> **GIVEN RECORDS**
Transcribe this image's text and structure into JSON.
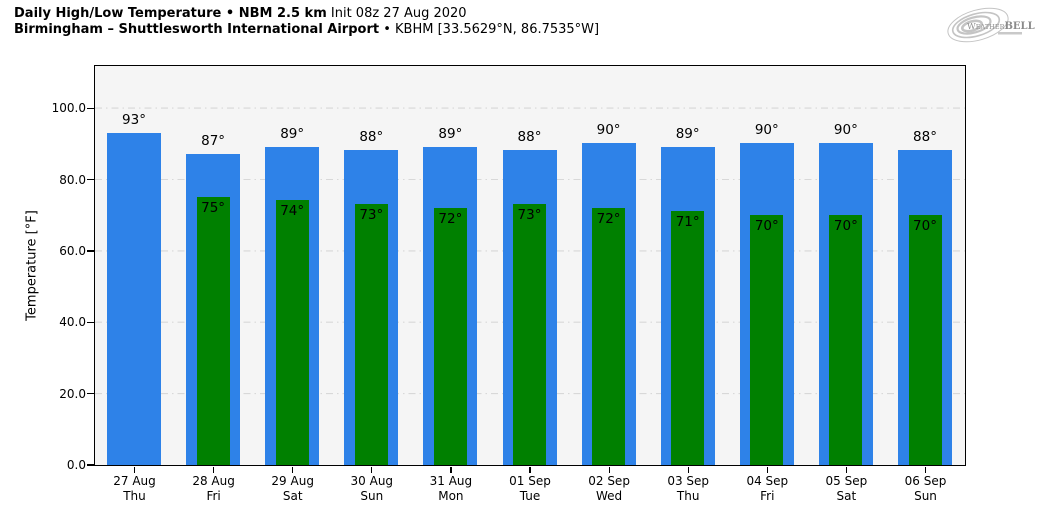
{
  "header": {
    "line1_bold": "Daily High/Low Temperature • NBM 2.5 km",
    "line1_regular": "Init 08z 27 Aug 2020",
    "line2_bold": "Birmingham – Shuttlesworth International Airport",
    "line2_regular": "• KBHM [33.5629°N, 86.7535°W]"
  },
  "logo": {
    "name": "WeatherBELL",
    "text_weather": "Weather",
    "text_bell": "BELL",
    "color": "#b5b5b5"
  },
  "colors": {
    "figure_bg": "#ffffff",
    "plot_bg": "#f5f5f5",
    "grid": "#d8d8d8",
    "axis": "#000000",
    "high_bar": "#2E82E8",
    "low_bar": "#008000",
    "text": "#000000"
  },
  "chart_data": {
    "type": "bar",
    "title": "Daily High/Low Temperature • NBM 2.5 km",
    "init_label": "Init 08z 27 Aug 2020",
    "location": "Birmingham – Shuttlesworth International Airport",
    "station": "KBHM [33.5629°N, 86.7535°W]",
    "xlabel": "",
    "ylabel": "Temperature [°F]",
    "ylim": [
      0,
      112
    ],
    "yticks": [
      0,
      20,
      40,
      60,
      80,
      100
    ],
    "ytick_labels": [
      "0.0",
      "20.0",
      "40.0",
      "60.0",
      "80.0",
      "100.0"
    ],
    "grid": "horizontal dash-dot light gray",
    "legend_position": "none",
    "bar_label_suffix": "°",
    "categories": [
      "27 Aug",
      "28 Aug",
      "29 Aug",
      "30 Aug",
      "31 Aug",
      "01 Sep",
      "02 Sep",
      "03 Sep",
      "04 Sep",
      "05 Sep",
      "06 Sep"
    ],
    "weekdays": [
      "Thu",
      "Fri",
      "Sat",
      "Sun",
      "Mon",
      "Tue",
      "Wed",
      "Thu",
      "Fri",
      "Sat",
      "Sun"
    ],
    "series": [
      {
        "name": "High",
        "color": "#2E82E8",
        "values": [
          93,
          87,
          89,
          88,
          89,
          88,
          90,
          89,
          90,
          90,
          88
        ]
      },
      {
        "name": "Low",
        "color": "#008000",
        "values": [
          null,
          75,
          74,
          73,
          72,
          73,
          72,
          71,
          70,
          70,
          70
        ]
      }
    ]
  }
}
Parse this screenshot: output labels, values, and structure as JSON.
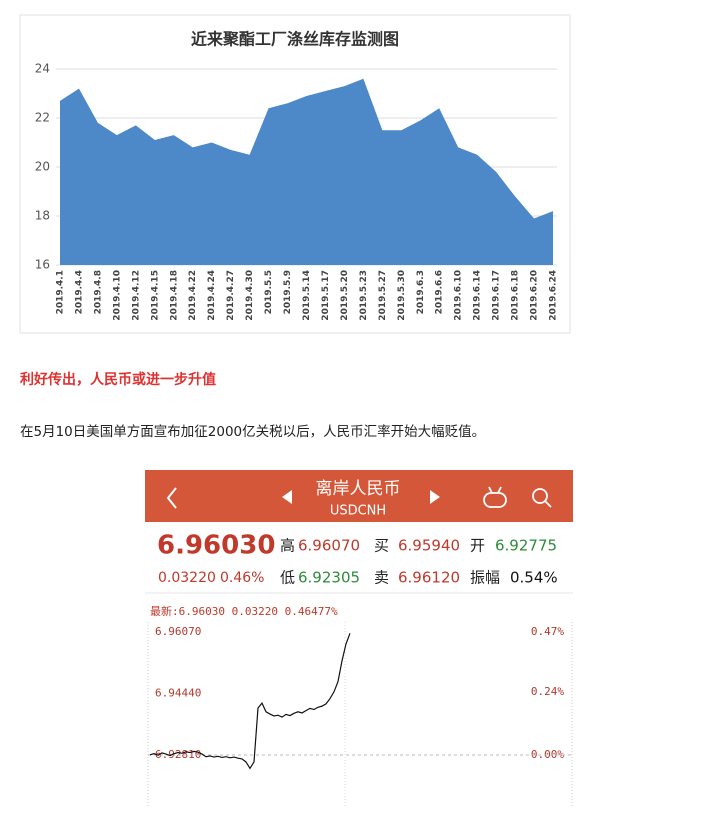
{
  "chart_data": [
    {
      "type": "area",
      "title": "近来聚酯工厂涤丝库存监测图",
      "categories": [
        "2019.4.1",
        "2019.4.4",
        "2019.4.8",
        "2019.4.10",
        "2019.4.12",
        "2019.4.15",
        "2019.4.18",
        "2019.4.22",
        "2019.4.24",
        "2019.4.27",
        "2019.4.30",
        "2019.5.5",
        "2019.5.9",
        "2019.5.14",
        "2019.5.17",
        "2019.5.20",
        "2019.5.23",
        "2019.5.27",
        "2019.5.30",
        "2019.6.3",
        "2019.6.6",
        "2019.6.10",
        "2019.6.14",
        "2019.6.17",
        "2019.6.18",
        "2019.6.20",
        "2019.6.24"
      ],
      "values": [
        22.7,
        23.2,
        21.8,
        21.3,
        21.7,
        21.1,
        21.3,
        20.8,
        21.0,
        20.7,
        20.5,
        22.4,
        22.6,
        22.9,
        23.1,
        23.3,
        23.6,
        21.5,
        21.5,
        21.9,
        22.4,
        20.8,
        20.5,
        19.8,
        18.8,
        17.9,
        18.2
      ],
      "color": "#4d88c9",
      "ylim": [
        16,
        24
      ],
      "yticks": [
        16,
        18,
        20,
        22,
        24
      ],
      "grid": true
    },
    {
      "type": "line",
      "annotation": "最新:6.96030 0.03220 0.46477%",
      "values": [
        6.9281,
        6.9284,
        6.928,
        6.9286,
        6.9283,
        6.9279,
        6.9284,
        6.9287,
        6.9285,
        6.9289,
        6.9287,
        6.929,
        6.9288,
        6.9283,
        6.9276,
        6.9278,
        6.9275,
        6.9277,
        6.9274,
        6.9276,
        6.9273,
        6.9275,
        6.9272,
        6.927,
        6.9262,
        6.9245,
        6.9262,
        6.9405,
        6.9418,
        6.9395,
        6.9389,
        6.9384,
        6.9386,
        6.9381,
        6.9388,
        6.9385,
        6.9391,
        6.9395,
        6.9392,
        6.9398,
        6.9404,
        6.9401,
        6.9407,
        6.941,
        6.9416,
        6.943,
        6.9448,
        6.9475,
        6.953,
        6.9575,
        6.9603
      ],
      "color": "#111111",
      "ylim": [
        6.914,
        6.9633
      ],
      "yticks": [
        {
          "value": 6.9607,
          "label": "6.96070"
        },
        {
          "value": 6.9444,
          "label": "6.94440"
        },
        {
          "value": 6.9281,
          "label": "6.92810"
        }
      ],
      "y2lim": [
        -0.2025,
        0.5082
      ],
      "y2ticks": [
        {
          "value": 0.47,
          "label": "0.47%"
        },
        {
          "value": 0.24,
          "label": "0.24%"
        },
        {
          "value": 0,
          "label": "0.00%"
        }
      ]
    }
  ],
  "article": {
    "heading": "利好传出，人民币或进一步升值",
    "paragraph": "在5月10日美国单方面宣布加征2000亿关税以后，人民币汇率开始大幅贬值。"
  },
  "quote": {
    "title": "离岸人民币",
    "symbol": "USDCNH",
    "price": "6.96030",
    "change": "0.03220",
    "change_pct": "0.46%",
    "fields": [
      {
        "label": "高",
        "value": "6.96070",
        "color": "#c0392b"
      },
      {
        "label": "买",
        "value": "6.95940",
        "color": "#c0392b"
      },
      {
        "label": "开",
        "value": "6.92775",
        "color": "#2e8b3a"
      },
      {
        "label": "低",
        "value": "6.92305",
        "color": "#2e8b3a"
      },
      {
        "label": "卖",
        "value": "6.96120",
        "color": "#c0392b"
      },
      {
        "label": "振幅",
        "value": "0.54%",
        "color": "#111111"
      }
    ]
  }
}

> **WHAT THE TASK ASKS**
Quote the material in full and exactly; do not carry over its pictures.

> **REPLY**
Transcribe this image's text and structure into JSON.
{
  "header": {
    "line1_bold": "Daily High/Low Temperature • NBM 2.5 km",
    "line1_regular": "Init 08z 27 Aug 2020",
    "line2_bold": "Birmingham – Shuttlesworth International Airport",
    "line2_regular": "• KBHM [33.5629°N, 86.7535°W]"
  },
  "logo": {
    "name": "WeatherBELL",
    "text_weather": "Weather",
    "text_bell": "BELL",
    "color": "#b5b5b5"
  },
  "colors": {
    "figure_bg": "#ffffff",
    "plot_bg": "#f5f5f5",
    "grid": "#d8d8d8",
    "axis": "#000000",
    "high_bar": "#2E82E8",
    "low_bar": "#008000",
    "text": "#000000"
  },
  "chart_data": {
    "type": "bar",
    "title": "Daily High/Low Temperature • NBM 2.5 km",
    "init_label": "Init 08z 27 Aug 2020",
    "location": "Birmingham – Shuttlesworth International Airport",
    "station": "KBHM [33.5629°N, 86.7535°W]",
    "xlabel": "",
    "ylabel": "Temperature [°F]",
    "ylim": [
      0,
      112
    ],
    "yticks": [
      0,
      20,
      40,
      60,
      80,
      100
    ],
    "ytick_labels": [
      "0.0",
      "20.0",
      "40.0",
      "60.0",
      "80.0",
      "100.0"
    ],
    "grid": "horizontal dash-dot light gray",
    "legend_position": "none",
    "bar_label_suffix": "°",
    "categories": [
      "27 Aug",
      "28 Aug",
      "29 Aug",
      "30 Aug",
      "31 Aug",
      "01 Sep",
      "02 Sep",
      "03 Sep",
      "04 Sep",
      "05 Sep",
      "06 Sep"
    ],
    "weekdays": [
      "Thu",
      "Fri",
      "Sat",
      "Sun",
      "Mon",
      "Tue",
      "Wed",
      "Thu",
      "Fri",
      "Sat",
      "Sun"
    ],
    "series": [
      {
        "name": "High",
        "color": "#2E82E8",
        "values": [
          93,
          87,
          89,
          88,
          89,
          88,
          90,
          89,
          90,
          90,
          88
        ]
      },
      {
        "name": "Low",
        "color": "#008000",
        "values": [
          null,
          75,
          74,
          73,
          72,
          73,
          72,
          71,
          70,
          70,
          70
        ]
      }
    ]
  }
}
Parse this screenshot: output labels, values, and structure as JSON.
{
  "chart_data": [
    {
      "type": "area",
      "title": "近来聚酯工厂涤丝库存监测图",
      "categories": [
        "2019.4.1",
        "2019.4.4",
        "2019.4.8",
        "2019.4.10",
        "2019.4.12",
        "2019.4.15",
        "2019.4.18",
        "2019.4.22",
        "2019.4.24",
        "2019.4.27",
        "2019.4.30",
        "2019.5.5",
        "2019.5.9",
        "2019.5.14",
        "2019.5.17",
        "2019.5.20",
        "2019.5.23",
        "2019.5.27",
        "2019.5.30",
        "2019.6.3",
        "2019.6.6",
        "2019.6.10",
        "2019.6.14",
        "2019.6.17",
        "2019.6.18",
        "2019.6.20",
        "2019.6.24"
      ],
      "values": [
        22.7,
        23.2,
        21.8,
        21.3,
        21.7,
        21.1,
        21.3,
        20.8,
        21.0,
        20.7,
        20.5,
        22.4,
        22.6,
        22.9,
        23.1,
        23.3,
        23.6,
        21.5,
        21.5,
        21.9,
        22.4,
        20.8,
        20.5,
        19.8,
        18.8,
        17.9,
        18.2
      ],
      "color": "#4d88c9",
      "ylim": [
        16,
        24
      ],
      "yticks": [
        16,
        18,
        20,
        22,
        24
      ],
      "grid": true
    },
    {
      "type": "line",
      "annotation": "最新:6.96030 0.03220 0.46477%",
      "values": [
        6.9281,
        6.9284,
        6.928,
        6.9286,
        6.9283,
        6.9279,
        6.9284,
        6.9287,
        6.9285,
        6.9289,
        6.9287,
        6.929,
        6.9288,
        6.9283,
        6.9276,
        6.9278,
        6.9275,
        6.9277,
        6.9274,
        6.9276,
        6.9273,
        6.9275,
        6.9272,
        6.927,
        6.9262,
        6.9245,
        6.9262,
        6.9405,
        6.9418,
        6.9395,
        6.9389,
        6.9384,
        6.9386,
        6.9381,
        6.9388,
        6.9385,
        6.9391,
        6.9395,
        6.9392,
        6.9398,
        6.9404,
        6.9401,
        6.9407,
        6.941,
        6.9416,
        6.943,
        6.9448,
        6.9475,
        6.953,
        6.9575,
        6.9603
      ],
      "color": "#111111",
      "ylim": [
        6.914,
        6.9633
      ],
      "yticks": [
        {
          "value": 6.9607,
          "label": "6.96070"
        },
        {
          "value": 6.9444,
          "label": "6.94440"
        },
        {
          "value": 6.9281,
          "label": "6.92810"
        }
      ],
      "y2lim": [
        -0.2025,
        0.5082
      ],
      "y2ticks": [
        {
          "value": 0.47,
          "label": "0.47%"
        },
        {
          "value": 0.24,
          "label": "0.24%"
        },
        {
          "value": 0,
          "label": "0.00%"
        }
      ]
    }
  ],
  "article": {
    "heading": "利好传出，人民币或进一步升值",
    "paragraph": "在5月10日美国单方面宣布加征2000亿关税以后，人民币汇率开始大幅贬值。"
  },
  "quote": {
    "title": "离岸人民币",
    "symbol": "USDCNH",
    "price": "6.96030",
    "change": "0.03220",
    "change_pct": "0.46%",
    "fields": [
      {
        "label": "高",
        "value": "6.96070",
        "color": "#c0392b"
      },
      {
        "label": "买",
        "value": "6.95940",
        "color": "#c0392b"
      },
      {
        "label": "开",
        "value": "6.92775",
        "color": "#2e8b3a"
      },
      {
        "label": "低",
        "value": "6.92305",
        "color": "#2e8b3a"
      },
      {
        "label": "卖",
        "value": "6.96120",
        "color": "#c0392b"
      },
      {
        "label": "振幅",
        "value": "0.54%",
        "color": "#111111"
      }
    ]
  }
}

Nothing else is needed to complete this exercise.